> RECORDED DATA
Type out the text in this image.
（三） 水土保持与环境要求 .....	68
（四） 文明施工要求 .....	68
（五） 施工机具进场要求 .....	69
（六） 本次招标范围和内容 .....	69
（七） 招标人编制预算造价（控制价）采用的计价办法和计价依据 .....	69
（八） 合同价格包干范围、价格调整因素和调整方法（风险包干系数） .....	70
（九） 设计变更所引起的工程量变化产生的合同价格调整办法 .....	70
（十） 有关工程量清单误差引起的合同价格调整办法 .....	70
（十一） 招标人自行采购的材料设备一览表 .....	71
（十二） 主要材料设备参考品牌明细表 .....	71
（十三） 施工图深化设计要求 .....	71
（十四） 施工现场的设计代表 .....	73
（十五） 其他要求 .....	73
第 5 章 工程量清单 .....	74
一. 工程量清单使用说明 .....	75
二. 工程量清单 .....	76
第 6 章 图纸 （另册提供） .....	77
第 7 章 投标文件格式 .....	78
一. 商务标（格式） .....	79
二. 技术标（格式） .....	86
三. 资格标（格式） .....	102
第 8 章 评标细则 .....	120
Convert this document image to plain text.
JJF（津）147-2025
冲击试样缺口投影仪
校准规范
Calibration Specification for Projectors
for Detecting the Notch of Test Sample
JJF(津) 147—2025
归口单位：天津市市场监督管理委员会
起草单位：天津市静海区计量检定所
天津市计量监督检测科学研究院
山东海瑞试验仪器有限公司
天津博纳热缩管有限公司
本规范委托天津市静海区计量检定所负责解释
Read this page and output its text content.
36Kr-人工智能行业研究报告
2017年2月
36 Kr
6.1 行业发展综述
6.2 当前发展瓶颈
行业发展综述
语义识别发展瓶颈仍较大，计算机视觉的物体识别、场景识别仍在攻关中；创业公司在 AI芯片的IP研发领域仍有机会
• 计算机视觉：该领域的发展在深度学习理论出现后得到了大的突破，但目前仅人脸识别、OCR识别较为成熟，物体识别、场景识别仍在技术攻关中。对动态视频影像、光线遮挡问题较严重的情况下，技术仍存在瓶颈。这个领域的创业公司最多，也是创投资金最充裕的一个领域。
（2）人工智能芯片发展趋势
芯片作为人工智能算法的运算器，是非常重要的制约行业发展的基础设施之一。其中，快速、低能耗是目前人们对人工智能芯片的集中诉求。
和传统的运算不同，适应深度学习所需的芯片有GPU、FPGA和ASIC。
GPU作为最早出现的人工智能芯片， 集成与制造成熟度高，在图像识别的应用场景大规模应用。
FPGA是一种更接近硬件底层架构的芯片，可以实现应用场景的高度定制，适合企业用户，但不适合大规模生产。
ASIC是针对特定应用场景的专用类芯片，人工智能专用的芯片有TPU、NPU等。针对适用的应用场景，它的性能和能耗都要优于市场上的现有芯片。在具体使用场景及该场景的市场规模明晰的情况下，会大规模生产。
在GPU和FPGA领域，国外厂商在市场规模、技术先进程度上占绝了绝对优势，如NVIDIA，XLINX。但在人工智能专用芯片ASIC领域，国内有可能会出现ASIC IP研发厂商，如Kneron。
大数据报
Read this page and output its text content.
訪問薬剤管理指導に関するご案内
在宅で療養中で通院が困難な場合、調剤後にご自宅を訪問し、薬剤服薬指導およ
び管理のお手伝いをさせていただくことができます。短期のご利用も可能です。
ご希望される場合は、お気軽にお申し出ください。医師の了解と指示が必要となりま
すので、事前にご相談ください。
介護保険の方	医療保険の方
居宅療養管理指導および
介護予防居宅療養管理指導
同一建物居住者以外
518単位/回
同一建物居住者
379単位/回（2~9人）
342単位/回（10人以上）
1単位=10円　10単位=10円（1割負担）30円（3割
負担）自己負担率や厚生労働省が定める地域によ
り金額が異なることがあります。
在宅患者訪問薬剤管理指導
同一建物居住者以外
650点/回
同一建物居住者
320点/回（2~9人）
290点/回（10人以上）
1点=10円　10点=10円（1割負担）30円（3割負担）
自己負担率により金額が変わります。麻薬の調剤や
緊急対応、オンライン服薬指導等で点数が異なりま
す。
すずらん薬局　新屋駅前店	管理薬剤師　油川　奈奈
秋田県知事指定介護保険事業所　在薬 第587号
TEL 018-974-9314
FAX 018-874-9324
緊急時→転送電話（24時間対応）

> EXERCISE DIRECTIONS
Reply with nothing except the number of lines in the listing above that include "this".

> FINISHED EXERCISE
4